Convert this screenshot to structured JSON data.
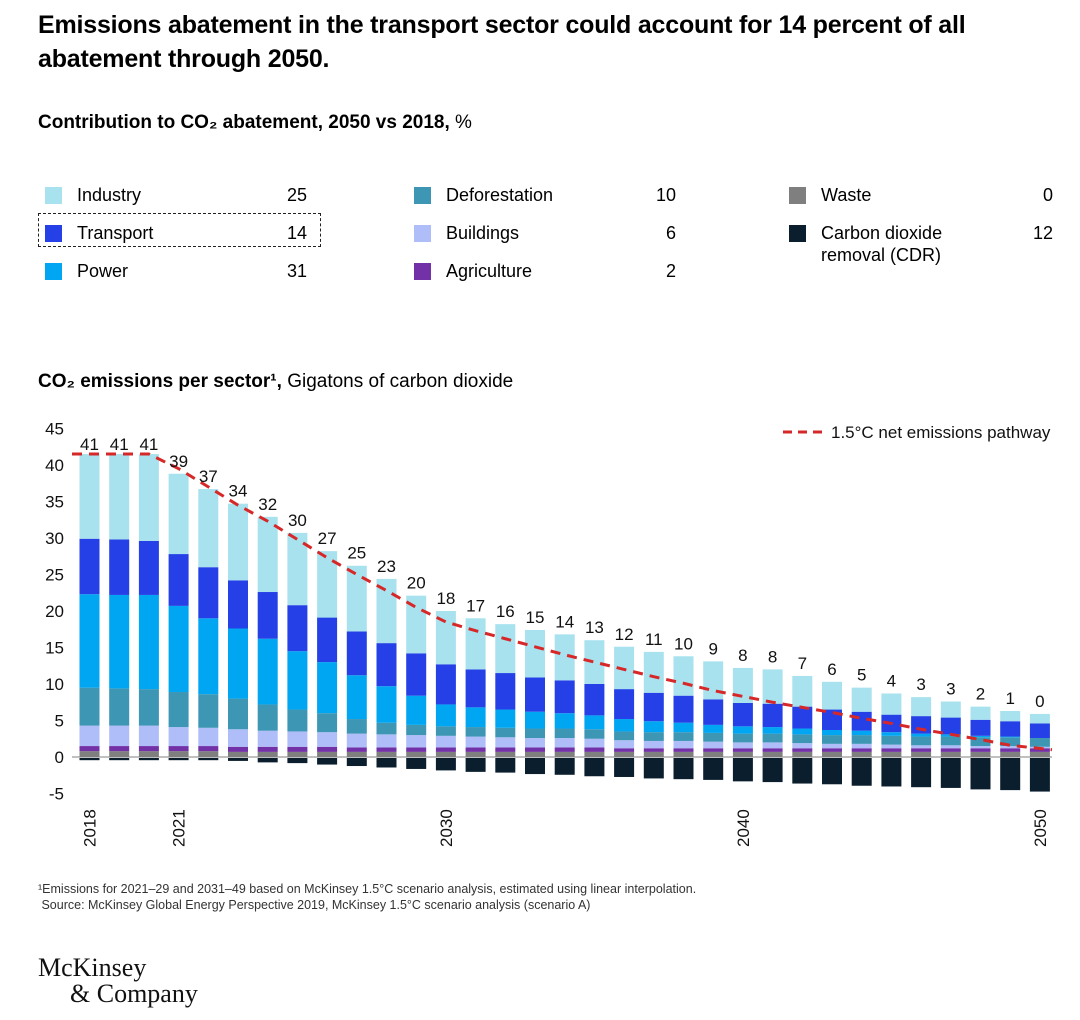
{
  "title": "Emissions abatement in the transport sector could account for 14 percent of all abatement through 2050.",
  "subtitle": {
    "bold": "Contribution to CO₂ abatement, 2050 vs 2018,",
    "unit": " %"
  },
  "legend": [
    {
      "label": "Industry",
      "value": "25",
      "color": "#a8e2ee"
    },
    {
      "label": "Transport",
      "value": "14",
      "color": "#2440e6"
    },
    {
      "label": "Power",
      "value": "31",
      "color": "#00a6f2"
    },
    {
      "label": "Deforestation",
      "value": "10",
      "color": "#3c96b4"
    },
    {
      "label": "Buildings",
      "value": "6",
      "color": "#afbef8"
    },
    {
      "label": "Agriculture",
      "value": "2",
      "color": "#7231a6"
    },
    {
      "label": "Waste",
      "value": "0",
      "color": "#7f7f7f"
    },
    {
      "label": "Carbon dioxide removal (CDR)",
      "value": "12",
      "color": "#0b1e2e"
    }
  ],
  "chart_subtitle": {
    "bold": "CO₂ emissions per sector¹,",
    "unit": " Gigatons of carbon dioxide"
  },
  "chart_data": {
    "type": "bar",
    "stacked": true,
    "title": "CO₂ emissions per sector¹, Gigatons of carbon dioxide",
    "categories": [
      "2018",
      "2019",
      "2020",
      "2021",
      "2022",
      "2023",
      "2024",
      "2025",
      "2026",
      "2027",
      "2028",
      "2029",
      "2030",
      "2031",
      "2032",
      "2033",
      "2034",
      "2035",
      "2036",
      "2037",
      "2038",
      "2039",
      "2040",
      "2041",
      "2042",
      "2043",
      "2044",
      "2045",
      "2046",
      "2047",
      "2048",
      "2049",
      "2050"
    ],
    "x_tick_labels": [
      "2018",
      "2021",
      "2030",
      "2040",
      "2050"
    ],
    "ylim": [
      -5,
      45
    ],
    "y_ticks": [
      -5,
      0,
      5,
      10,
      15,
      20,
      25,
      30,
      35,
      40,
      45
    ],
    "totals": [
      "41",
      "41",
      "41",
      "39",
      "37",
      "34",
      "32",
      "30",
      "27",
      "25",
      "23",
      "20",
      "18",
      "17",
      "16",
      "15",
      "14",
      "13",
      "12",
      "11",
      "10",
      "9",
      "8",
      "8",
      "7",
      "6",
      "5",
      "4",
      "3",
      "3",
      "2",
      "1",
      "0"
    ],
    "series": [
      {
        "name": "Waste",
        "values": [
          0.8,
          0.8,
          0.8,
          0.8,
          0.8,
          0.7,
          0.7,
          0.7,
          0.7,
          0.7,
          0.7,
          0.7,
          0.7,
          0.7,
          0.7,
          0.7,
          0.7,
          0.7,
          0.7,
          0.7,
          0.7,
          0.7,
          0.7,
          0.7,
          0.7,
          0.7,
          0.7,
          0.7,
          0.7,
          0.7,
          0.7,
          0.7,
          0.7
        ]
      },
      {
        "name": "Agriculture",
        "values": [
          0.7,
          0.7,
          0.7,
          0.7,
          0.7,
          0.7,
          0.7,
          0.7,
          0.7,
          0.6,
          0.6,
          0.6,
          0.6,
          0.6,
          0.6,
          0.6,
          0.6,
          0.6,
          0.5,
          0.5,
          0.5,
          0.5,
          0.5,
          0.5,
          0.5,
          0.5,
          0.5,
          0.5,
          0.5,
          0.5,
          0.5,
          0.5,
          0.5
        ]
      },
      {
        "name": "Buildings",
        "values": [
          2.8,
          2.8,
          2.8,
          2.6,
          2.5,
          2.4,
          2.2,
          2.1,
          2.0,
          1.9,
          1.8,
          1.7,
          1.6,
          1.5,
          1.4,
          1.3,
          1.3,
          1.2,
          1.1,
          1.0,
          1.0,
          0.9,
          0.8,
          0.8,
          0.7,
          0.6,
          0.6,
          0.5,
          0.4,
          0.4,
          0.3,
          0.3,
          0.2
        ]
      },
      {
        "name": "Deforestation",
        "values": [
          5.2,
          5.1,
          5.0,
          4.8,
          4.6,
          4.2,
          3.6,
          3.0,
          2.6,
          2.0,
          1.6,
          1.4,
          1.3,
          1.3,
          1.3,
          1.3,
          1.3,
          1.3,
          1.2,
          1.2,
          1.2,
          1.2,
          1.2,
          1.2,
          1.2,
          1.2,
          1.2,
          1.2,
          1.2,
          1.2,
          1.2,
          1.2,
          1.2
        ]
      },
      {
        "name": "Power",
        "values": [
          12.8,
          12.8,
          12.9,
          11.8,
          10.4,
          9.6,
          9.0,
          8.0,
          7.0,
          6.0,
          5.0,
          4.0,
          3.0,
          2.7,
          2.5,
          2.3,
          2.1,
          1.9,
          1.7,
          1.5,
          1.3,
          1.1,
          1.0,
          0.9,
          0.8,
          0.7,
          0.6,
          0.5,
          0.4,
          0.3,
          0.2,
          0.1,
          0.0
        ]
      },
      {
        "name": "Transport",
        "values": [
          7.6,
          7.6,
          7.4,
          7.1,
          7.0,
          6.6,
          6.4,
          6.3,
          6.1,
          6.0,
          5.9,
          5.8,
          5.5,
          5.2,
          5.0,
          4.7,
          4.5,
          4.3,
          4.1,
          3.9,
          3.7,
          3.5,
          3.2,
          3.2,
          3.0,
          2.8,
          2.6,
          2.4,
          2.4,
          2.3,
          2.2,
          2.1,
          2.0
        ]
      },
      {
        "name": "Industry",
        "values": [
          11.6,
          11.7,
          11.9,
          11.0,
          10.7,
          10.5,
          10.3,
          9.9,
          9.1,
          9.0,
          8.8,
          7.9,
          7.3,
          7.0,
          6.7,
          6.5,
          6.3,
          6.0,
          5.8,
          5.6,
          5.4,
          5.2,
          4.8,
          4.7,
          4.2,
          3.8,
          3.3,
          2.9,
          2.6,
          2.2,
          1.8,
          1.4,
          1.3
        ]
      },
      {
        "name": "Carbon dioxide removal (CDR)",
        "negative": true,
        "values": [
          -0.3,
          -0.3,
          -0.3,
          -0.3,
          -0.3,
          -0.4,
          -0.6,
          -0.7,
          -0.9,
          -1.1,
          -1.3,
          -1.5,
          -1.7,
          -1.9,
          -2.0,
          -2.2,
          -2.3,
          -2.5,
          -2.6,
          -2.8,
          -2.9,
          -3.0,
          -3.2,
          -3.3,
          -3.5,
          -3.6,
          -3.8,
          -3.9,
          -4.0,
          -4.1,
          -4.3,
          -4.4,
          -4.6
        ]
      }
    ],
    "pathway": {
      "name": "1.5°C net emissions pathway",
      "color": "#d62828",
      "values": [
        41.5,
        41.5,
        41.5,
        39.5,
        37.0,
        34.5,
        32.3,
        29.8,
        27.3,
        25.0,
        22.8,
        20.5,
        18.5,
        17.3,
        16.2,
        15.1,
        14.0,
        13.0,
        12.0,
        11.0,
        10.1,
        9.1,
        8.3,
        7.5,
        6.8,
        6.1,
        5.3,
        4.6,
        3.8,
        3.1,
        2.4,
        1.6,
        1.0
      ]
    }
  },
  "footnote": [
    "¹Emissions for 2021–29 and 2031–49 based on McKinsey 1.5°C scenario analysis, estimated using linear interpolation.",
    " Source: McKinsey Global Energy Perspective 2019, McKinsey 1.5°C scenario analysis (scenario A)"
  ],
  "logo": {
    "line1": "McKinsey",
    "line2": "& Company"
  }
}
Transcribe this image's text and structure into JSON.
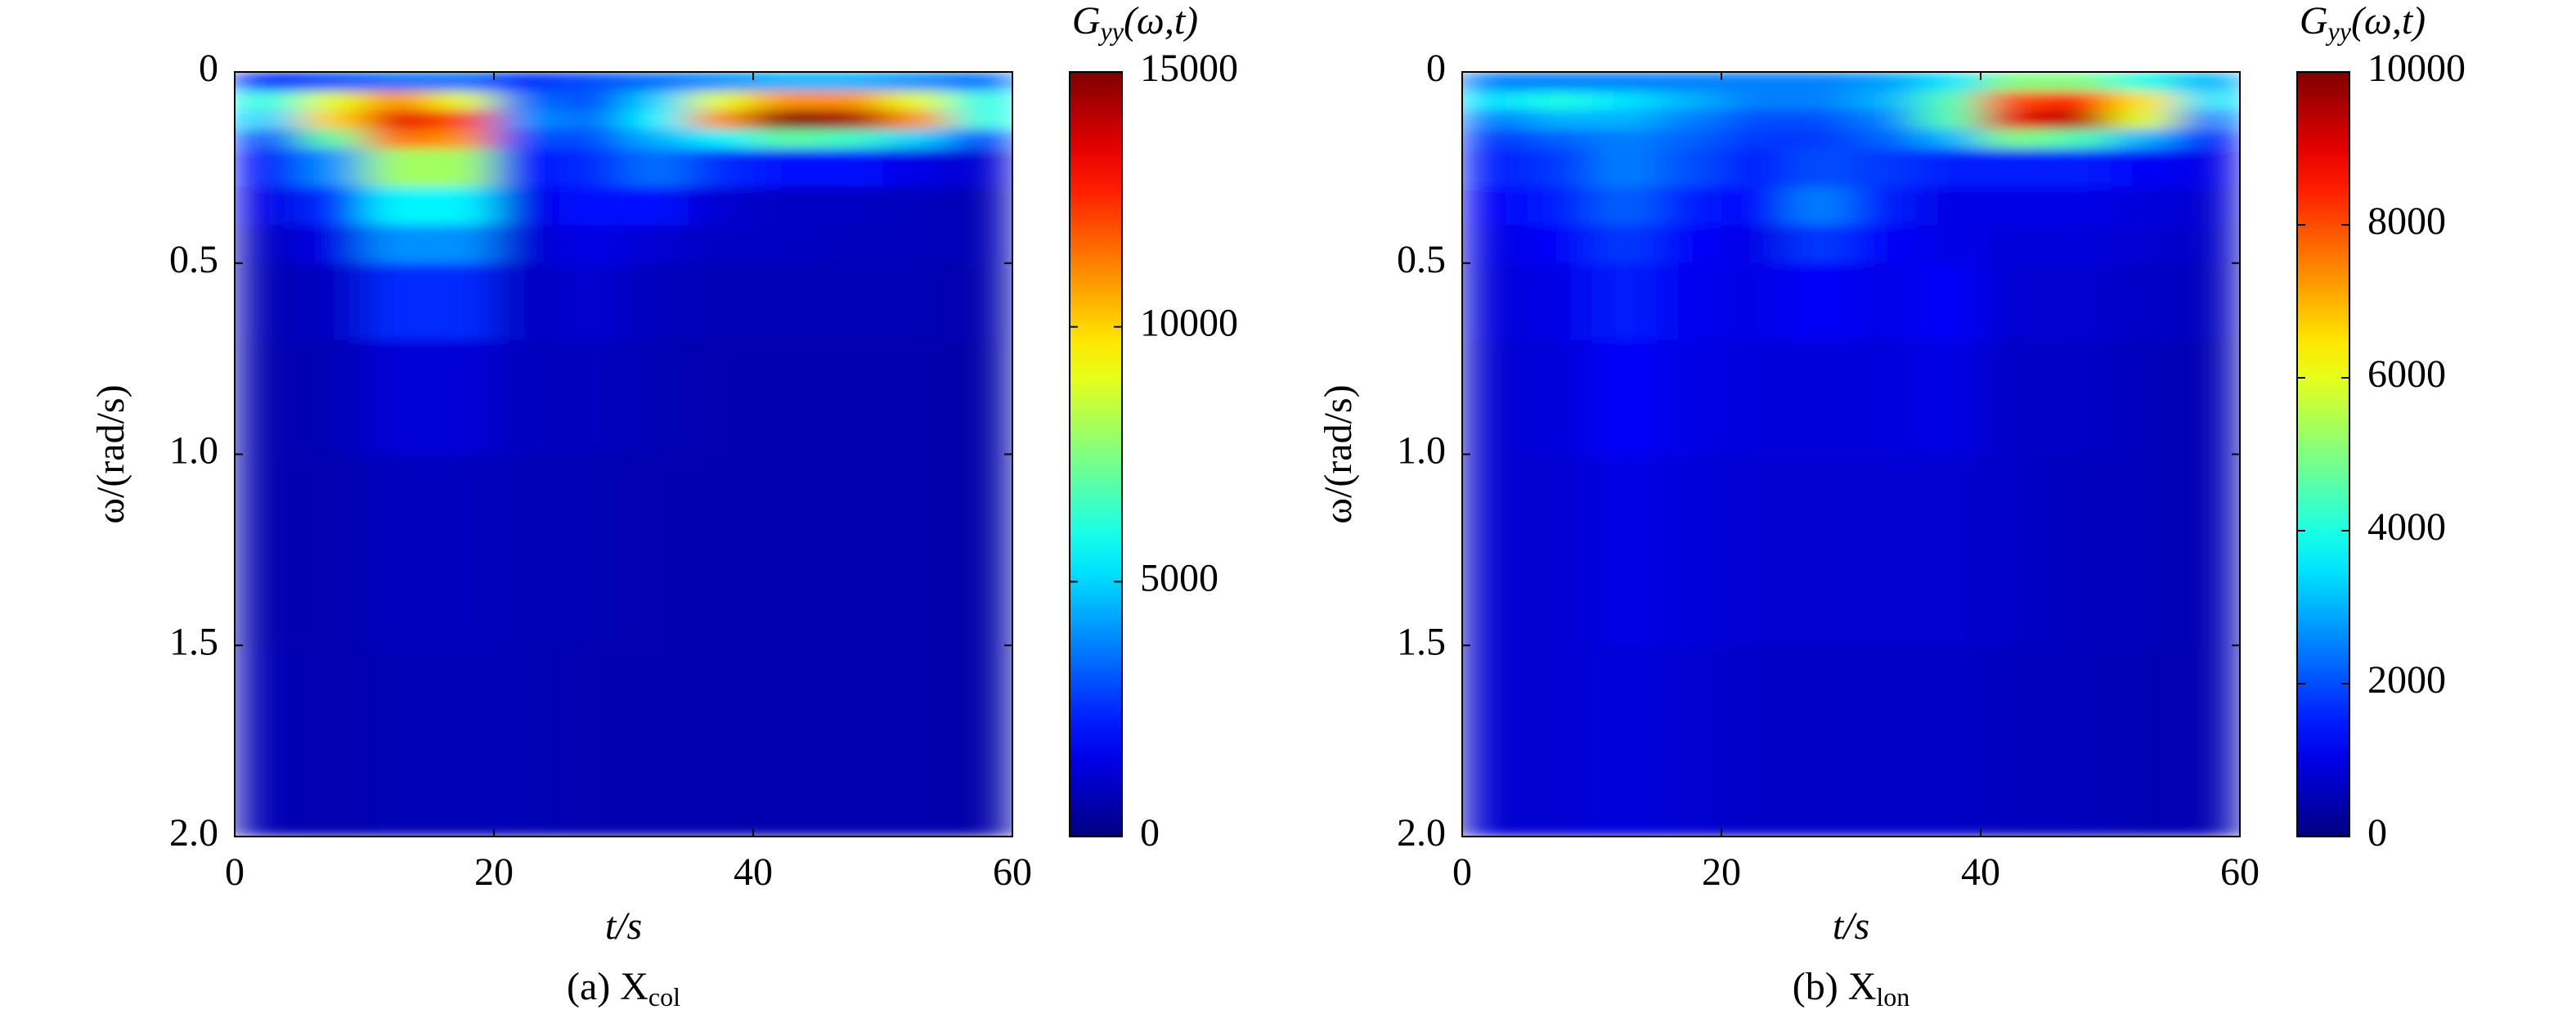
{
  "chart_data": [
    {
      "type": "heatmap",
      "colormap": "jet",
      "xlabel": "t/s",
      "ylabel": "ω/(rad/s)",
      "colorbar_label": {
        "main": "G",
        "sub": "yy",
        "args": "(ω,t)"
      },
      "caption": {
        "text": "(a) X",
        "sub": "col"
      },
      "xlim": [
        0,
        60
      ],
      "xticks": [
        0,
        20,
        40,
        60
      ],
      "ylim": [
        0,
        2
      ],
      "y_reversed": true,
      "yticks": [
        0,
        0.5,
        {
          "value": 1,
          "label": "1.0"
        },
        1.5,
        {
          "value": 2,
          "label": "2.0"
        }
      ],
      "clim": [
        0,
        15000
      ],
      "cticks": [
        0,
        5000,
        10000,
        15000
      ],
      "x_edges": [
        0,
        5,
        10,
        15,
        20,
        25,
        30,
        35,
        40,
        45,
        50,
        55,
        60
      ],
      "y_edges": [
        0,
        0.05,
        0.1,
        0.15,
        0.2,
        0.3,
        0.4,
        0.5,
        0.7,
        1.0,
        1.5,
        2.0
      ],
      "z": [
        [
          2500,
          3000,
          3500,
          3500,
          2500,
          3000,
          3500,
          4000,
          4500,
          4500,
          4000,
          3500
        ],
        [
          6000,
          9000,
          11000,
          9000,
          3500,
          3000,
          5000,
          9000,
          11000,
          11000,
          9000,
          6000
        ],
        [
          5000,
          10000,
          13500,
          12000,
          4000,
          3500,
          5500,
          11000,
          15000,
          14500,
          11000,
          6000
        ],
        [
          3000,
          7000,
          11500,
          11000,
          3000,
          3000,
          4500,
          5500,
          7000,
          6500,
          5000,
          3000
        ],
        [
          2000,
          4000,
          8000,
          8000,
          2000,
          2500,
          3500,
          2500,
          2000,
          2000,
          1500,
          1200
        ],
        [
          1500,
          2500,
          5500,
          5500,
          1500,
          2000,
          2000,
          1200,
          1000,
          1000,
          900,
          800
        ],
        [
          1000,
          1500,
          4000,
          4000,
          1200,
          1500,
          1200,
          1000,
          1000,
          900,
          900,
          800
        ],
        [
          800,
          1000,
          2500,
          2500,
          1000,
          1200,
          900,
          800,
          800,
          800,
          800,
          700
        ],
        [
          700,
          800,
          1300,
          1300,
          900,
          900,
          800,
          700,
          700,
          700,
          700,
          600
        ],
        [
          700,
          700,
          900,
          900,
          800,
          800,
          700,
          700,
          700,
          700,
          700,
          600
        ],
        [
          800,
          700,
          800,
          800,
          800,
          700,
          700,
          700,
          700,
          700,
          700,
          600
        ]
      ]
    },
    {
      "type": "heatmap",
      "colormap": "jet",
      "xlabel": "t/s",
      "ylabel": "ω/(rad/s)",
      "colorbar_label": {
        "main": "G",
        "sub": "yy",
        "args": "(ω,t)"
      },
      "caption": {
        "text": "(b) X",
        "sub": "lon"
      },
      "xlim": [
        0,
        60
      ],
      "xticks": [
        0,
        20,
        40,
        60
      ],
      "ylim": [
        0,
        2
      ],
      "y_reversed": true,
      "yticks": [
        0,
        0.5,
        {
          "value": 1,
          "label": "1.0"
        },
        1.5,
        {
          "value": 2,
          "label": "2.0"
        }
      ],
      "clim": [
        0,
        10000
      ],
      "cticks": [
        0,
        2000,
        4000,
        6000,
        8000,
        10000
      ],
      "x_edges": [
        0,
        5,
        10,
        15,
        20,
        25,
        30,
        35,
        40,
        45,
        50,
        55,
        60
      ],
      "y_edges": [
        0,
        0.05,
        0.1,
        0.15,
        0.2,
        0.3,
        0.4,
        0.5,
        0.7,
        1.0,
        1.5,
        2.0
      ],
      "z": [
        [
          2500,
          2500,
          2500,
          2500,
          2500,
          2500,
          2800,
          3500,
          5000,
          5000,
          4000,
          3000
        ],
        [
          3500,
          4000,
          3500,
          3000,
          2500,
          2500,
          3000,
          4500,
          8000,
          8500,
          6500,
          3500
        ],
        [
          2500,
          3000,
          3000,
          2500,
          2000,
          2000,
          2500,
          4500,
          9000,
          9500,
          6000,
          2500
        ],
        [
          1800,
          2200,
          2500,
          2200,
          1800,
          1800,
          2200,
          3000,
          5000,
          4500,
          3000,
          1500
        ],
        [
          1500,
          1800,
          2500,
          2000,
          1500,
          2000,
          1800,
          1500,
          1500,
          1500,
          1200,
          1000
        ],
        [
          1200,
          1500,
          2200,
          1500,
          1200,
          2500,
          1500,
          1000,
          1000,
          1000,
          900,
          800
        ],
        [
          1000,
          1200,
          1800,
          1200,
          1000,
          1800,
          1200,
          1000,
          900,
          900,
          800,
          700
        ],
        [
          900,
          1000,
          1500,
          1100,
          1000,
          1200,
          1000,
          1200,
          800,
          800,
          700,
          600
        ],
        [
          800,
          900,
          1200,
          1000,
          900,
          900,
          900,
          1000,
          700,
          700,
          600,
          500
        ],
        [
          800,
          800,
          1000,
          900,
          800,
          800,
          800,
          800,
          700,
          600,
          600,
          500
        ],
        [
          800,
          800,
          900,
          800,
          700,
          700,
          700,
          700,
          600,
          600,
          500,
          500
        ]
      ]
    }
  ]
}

◆ Written request ◆
Pull every line holding "unit" out of the records.

◆ Problem solution ◆
    "unit": " %"
    "unit": " Gigatons of carbon dioxide"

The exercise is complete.